- **Supplied data**:
·····

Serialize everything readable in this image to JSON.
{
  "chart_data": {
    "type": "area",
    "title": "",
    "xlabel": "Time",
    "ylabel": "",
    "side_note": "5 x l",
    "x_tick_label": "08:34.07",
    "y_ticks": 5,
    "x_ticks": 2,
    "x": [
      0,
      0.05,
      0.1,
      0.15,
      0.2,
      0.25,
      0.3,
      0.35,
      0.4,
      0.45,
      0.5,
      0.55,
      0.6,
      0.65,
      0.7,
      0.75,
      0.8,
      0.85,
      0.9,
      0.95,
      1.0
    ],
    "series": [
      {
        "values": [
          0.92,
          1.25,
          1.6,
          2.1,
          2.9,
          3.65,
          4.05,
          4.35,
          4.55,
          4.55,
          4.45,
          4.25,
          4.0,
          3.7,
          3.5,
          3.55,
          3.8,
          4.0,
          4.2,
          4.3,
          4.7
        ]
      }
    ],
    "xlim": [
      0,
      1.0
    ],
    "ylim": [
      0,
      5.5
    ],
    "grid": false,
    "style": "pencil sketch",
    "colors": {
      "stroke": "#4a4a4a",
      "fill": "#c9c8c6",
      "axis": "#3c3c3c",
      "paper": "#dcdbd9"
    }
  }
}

·····

- **Task details**:
Copy every line of the material, please, keeping it exactly the same.

- **Answer to the exercise**:
Serialize everything readable in this image to JSON.
{
  "chart_data": {
    "type": "area",
    "title": "",
    "xlabel": "Time",
    "ylabel": "",
    "side_note": "5 x l",
    "x_tick_label": "08:34.07",
    "y_ticks": 5,
    "x_ticks": 2,
    "x": [
      0,
      0.05,
      0.1,
      0.15,
      0.2,
      0.25,
      0.3,
      0.35,
      0.4,
      0.45,
      0.5,
      0.55,
      0.6,
      0.65,
      0.7,
      0.75,
      0.8,
      0.85,
      0.9,
      0.95,
      1.0
    ],
    "series": [
      {
        "values": [
          0.92,
          1.25,
          1.6,
          2.1,
          2.9,
          3.65,
          4.05,
          4.35,
          4.55,
          4.55,
          4.45,
          4.25,
          4.0,
          3.7,
          3.5,
          3.55,
          3.8,
          4.0,
          4.2,
          4.3,
          4.7
        ]
      }
    ],
    "xlim": [
      0,
      1.0
    ],
    "ylim": [
      0,
      5.5
    ],
    "grid": false,
    "style": "pencil sketch",
    "colors": {
      "stroke": "#4a4a4a",
      "fill": "#c9c8c6",
      "axis": "#3c3c3c",
      "paper": "#dcdbd9"
    }
  }
}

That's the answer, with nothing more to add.